- **Material for this exercise**
+ + + +

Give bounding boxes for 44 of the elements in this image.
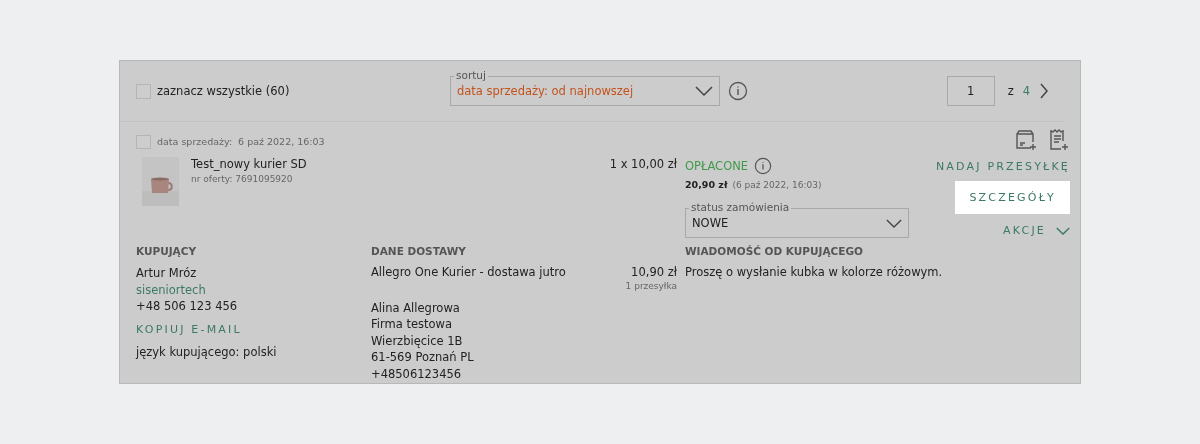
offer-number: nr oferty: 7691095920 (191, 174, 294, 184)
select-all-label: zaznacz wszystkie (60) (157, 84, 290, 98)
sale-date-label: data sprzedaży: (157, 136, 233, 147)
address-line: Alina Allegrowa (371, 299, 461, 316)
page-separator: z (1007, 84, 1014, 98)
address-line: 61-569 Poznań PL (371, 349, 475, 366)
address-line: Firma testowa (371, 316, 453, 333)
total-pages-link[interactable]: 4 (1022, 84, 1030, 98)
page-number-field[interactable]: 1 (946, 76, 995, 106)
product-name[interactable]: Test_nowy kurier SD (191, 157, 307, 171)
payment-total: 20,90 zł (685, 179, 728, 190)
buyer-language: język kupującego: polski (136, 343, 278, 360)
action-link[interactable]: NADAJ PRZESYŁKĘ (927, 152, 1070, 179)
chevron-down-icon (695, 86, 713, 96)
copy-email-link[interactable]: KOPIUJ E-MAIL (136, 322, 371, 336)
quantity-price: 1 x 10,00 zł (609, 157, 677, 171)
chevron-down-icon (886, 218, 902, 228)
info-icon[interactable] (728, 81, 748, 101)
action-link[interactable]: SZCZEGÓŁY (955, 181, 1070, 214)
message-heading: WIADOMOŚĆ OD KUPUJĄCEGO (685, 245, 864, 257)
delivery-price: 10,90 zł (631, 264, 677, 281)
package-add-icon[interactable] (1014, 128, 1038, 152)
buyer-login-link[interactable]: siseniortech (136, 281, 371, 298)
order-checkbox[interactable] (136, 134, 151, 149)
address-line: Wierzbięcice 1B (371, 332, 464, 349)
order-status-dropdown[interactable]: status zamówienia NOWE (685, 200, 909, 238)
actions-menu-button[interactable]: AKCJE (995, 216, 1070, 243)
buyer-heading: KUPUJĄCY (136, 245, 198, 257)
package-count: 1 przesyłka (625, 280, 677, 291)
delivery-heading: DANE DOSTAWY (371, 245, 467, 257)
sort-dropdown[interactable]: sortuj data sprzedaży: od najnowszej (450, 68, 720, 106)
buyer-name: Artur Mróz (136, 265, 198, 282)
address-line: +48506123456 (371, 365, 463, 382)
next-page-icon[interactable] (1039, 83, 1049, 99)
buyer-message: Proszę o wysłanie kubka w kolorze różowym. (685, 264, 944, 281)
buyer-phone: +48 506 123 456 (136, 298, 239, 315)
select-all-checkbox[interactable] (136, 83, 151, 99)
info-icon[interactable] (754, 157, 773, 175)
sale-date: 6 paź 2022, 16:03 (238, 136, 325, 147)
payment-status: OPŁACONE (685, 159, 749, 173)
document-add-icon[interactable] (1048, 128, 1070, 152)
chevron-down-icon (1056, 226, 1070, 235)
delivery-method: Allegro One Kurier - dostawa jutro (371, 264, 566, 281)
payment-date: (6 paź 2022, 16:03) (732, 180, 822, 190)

+ + + +

- **Goal**
Return every item above unchanged, line for line, and omit the picture.

- **Response to this exercise**
Give bounding boxes for 44 of the elements in this image.
offer-number: nr oferty: 7691095920 (191, 174, 294, 184)
select-all-label: zaznacz wszystkie (60) (157, 84, 290, 98)
sale-date-label: data sprzedaży: (157, 136, 233, 147)
address-line: Alina Allegrowa (371, 299, 461, 316)
page-separator: z (1007, 84, 1014, 98)
address-line: 61-569 Poznań PL (371, 349, 475, 366)
address-line: Firma testowa (371, 316, 453, 333)
total-pages-link[interactable]: 4 (1022, 84, 1030, 98)
page-number-field[interactable]: 1 (946, 76, 995, 106)
product-name[interactable]: Test_nowy kurier SD (191, 157, 307, 171)
payment-total: 20,90 zł (685, 179, 728, 190)
buyer-language: język kupującego: polski (136, 343, 278, 360)
action-link[interactable]: NADAJ PRZESYŁKĘ (927, 152, 1070, 179)
chevron-down-icon (695, 86, 713, 96)
copy-email-link[interactable]: KOPIUJ E-MAIL (136, 322, 371, 336)
quantity-price: 1 x 10,00 zł (609, 157, 677, 171)
chevron-down-icon (886, 218, 902, 228)
info-icon[interactable] (728, 81, 748, 101)
action-link[interactable]: SZCZEGÓŁY (955, 181, 1070, 214)
message-heading: WIADOMOŚĆ OD KUPUJĄCEGO (685, 245, 864, 257)
delivery-price: 10,90 zł (631, 264, 677, 281)
package-add-icon[interactable] (1014, 128, 1038, 152)
buyer-login-link[interactable]: siseniortech (136, 281, 371, 298)
order-checkbox[interactable] (136, 134, 151, 149)
address-line: Wierzbięcice 1B (371, 332, 464, 349)
order-status-dropdown[interactable]: status zamówienia NOWE (685, 200, 909, 238)
actions-menu-button[interactable]: AKCJE (995, 216, 1070, 243)
buyer-heading: KUPUJĄCY (136, 245, 198, 257)
package-count: 1 przesyłka (625, 280, 677, 291)
delivery-heading: DANE DOSTAWY (371, 245, 467, 257)
sort-dropdown[interactable]: sortuj data sprzedaży: od najnowszej (450, 68, 720, 106)
buyer-name: Artur Mróz (136, 265, 198, 282)
address-line: +48506123456 (371, 365, 463, 382)
next-page-icon[interactable] (1039, 83, 1049, 99)
buyer-message: Proszę o wysłanie kubka w kolorze różowym. (685, 264, 944, 281)
buyer-phone: +48 506 123 456 (136, 298, 239, 315)
select-all-checkbox[interactable] (136, 83, 151, 99)
info-icon[interactable] (754, 157, 773, 175)
sale-date: 6 paź 2022, 16:03 (238, 136, 325, 147)
payment-status: OPŁACONE (685, 159, 749, 173)
document-add-icon[interactable] (1048, 128, 1070, 152)
chevron-down-icon (1056, 226, 1070, 235)
delivery-method: Allegro One Kurier - dostawa jutro (371, 264, 566, 281)
payment-date: (6 paź 2022, 16:03) (732, 180, 822, 190)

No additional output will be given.